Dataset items
[Start]
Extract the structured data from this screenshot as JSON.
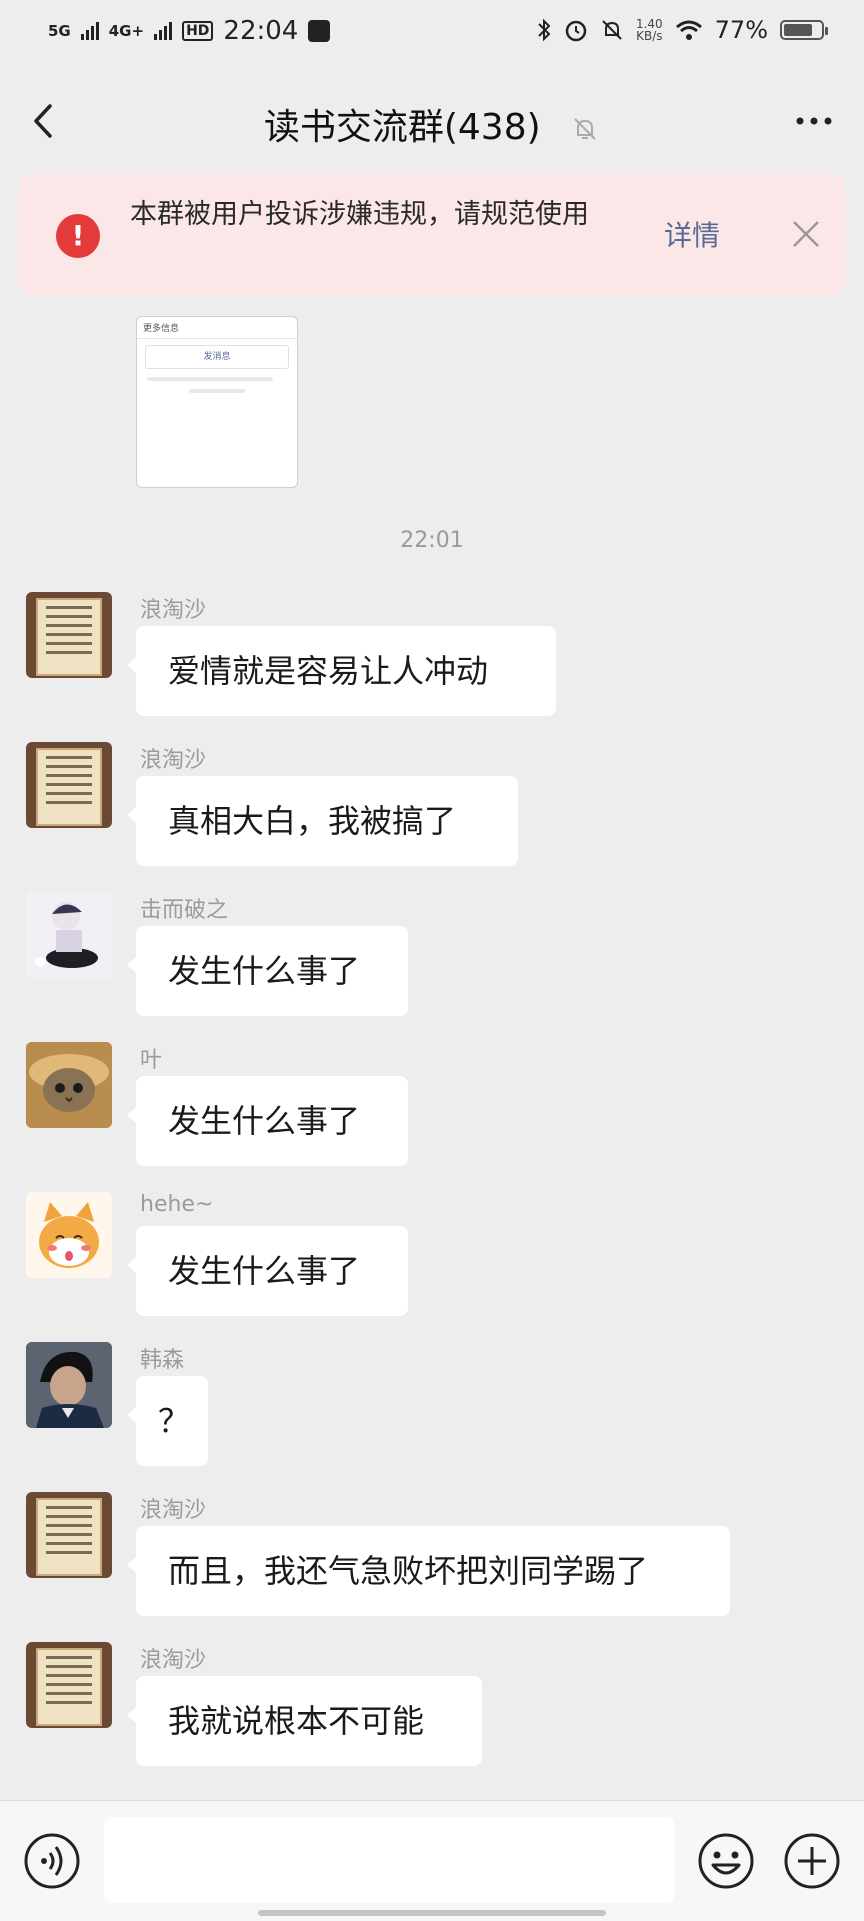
{
  "status_bar": {
    "network_1": "5G",
    "network_2": "4G+",
    "hd": "HD",
    "time": "22:04",
    "net_speed": "1.40",
    "net_speed_unit": "KB/s",
    "battery": "77%",
    "battery_level": 0.77
  },
  "nav": {
    "title": "读书交流群(438)"
  },
  "notice": {
    "icon": "!",
    "text": "本群被用户投诉涉嫌违规，请规范使用",
    "detail_label": "详情"
  },
  "preview_card": {
    "header": "更多信息",
    "button": "发消息"
  },
  "timestamp": "22:01",
  "messages": [
    {
      "sender": "浪淘沙",
      "text": "爱情就是容易让人冲动",
      "avatar": "framed-board-avatar"
    },
    {
      "sender": "浪淘沙",
      "text": "真相大白，我被搞了",
      "avatar": "framed-board-avatar"
    },
    {
      "sender": "击而破之",
      "text": "发生什么事了",
      "avatar": "anime-avatar"
    },
    {
      "sender": "叶",
      "text": "发生什么事了",
      "avatar": "cat-avatar"
    },
    {
      "sender": "hehe~",
      "text": "发生什么事了",
      "avatar": "shiba-avatar"
    },
    {
      "sender": "韩森",
      "text": "？",
      "avatar": "boy-avatar"
    },
    {
      "sender": "浪淘沙",
      "text": "而且，我还气急败坏把刘同学踢了",
      "avatar": "framed-board-avatar"
    },
    {
      "sender": "浪淘沙",
      "text": "我就说根本不可能",
      "avatar": "framed-board-avatar"
    }
  ],
  "input": {
    "value": ""
  },
  "colors": {
    "background": "#ededed",
    "notice_bg": "#fbe7e7",
    "notice_icon": "#e33a3a",
    "link": "#576b95",
    "bubble": "#ffffff"
  }
}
[End]
The exercise: Exclude all images and restate the records above word for word.

Written response:
Extract the structured data from this screenshot as JSON.
{
  "status_bar": {
    "network_1": "5G",
    "network_2": "4G+",
    "hd": "HD",
    "time": "22:04",
    "net_speed": "1.40",
    "net_speed_unit": "KB/s",
    "battery": "77%",
    "battery_level": 0.77
  },
  "nav": {
    "title": "读书交流群(438)"
  },
  "notice": {
    "icon": "!",
    "text": "本群被用户投诉涉嫌违规，请规范使用",
    "detail_label": "详情"
  },
  "preview_card": {
    "header": "更多信息",
    "button": "发消息"
  },
  "timestamp": "22:01",
  "messages": [
    {
      "sender": "浪淘沙",
      "text": "爱情就是容易让人冲动",
      "avatar": "framed-board-avatar"
    },
    {
      "sender": "浪淘沙",
      "text": "真相大白，我被搞了",
      "avatar": "framed-board-avatar"
    },
    {
      "sender": "击而破之",
      "text": "发生什么事了",
      "avatar": "anime-avatar"
    },
    {
      "sender": "叶",
      "text": "发生什么事了",
      "avatar": "cat-avatar"
    },
    {
      "sender": "hehe~",
      "text": "发生什么事了",
      "avatar": "shiba-avatar"
    },
    {
      "sender": "韩森",
      "text": "？",
      "avatar": "boy-avatar"
    },
    {
      "sender": "浪淘沙",
      "text": "而且，我还气急败坏把刘同学踢了",
      "avatar": "framed-board-avatar"
    },
    {
      "sender": "浪淘沙",
      "text": "我就说根本不可能",
      "avatar": "framed-board-avatar"
    }
  ],
  "input": {
    "value": ""
  },
  "colors": {
    "background": "#ededed",
    "notice_bg": "#fbe7e7",
    "notice_icon": "#e33a3a",
    "link": "#576b95",
    "bubble": "#ffffff"
  }
}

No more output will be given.